Listed records:
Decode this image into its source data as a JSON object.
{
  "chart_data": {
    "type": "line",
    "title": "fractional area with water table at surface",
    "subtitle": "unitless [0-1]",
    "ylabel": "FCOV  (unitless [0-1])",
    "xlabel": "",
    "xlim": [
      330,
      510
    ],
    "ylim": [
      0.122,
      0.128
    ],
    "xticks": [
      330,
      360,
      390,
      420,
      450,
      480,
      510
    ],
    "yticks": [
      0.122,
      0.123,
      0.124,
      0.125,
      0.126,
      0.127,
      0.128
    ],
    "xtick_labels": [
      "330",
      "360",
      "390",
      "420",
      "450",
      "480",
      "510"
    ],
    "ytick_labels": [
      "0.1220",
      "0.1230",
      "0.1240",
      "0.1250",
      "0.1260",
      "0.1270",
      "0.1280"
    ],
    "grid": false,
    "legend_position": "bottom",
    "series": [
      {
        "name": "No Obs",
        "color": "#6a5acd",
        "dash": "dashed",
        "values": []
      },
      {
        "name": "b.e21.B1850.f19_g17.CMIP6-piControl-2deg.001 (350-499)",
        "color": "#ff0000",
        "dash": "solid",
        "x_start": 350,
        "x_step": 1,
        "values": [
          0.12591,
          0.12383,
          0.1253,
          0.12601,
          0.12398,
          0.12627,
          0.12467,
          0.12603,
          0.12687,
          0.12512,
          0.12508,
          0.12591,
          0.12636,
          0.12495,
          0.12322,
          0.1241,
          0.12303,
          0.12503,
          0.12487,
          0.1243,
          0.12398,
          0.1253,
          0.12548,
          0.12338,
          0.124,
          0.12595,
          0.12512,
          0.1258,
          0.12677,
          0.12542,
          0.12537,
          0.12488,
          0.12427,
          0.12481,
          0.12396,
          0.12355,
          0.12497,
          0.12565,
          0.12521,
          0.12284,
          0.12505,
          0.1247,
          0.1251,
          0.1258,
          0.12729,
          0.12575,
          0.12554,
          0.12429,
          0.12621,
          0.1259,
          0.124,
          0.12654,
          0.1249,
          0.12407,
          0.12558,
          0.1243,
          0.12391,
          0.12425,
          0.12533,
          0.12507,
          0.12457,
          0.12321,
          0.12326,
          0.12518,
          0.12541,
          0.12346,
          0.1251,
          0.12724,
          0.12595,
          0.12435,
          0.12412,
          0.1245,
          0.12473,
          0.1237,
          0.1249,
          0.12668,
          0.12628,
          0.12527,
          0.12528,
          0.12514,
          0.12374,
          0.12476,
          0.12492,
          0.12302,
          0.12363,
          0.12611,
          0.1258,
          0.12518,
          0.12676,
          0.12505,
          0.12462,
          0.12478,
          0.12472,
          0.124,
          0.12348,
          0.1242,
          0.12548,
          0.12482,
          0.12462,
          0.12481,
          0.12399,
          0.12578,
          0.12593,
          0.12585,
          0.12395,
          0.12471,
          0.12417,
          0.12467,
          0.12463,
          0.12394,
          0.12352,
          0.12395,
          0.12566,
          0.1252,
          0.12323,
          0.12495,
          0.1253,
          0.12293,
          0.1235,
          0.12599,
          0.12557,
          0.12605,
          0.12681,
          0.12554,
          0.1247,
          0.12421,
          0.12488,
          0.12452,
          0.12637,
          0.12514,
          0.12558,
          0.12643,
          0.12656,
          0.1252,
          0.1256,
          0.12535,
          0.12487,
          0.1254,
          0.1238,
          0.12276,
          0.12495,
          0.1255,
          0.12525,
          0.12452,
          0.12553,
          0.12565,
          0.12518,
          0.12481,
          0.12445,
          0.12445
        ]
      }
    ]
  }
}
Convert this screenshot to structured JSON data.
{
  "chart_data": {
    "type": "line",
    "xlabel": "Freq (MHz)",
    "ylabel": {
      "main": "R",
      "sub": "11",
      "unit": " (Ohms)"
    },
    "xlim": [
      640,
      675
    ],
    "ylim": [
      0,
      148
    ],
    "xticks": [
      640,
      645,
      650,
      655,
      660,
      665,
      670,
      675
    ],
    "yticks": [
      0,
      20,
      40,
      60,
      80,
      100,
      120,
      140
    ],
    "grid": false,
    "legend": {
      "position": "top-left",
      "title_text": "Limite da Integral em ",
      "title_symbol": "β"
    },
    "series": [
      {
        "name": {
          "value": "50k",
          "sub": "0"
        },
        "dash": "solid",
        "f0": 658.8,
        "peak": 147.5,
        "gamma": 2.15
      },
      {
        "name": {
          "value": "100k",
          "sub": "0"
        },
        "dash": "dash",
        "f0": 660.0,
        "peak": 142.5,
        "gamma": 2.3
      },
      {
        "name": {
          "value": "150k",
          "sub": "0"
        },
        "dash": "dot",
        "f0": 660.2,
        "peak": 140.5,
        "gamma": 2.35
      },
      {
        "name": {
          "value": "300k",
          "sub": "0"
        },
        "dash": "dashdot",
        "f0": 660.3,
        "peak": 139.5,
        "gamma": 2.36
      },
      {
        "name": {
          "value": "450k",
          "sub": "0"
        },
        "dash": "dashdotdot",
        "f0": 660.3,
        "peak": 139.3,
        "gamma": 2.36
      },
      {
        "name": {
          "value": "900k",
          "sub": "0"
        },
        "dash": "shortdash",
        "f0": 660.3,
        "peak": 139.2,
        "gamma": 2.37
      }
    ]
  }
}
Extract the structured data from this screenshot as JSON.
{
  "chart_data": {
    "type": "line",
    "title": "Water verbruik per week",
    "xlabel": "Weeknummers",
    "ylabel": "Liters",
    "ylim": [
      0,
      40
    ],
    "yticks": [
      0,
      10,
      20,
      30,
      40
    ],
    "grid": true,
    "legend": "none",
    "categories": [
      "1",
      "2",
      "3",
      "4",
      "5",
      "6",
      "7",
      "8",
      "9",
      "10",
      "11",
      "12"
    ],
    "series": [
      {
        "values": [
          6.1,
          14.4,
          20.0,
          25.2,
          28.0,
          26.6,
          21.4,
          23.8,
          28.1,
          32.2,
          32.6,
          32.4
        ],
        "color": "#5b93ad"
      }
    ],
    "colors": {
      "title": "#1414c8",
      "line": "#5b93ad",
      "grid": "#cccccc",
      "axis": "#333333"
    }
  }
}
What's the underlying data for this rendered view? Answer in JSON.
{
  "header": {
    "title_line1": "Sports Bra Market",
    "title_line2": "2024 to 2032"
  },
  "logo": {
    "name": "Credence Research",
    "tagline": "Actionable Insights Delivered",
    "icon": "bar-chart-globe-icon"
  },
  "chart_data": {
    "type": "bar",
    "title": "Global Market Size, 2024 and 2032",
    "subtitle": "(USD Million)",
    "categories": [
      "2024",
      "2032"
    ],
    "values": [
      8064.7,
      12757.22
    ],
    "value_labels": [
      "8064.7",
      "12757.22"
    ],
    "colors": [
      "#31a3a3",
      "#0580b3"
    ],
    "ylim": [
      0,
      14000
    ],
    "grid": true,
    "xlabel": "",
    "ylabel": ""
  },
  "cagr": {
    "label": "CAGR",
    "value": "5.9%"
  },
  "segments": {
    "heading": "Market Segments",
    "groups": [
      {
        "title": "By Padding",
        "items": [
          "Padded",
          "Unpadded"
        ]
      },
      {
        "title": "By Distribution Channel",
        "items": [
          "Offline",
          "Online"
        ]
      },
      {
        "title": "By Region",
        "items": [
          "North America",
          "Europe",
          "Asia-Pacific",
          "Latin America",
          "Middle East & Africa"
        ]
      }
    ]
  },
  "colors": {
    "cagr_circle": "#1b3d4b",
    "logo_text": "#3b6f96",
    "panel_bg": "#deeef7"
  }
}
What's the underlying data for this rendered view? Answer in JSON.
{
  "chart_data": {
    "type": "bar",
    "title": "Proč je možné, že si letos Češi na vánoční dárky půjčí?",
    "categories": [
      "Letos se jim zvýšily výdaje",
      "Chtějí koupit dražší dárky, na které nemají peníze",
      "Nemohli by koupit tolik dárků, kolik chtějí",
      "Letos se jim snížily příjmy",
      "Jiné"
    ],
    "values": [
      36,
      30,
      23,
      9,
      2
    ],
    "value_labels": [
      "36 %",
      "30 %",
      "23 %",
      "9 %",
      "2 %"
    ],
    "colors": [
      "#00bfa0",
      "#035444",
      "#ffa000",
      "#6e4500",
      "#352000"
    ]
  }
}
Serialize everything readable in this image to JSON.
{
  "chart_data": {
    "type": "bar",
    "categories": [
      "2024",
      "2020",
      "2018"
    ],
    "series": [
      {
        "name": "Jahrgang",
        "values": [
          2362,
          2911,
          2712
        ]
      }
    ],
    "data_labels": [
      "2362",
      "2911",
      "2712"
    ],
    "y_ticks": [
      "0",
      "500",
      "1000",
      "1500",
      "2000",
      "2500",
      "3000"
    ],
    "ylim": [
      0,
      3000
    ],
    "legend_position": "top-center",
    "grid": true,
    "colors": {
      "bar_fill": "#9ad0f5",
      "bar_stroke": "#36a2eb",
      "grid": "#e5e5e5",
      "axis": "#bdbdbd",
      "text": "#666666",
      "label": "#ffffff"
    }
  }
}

Stated task:
Copy each line of the listing in which the word "dash" can be found.

Solution to this problem:
        "dash": "dashed",
        "dash": "solid",
        "dash": "solid",
        "dash": "dash",
        "dash": "dot",
        "dash": "dashdot",
        "dash": "dashdotdot",
        "dash": "shortdash",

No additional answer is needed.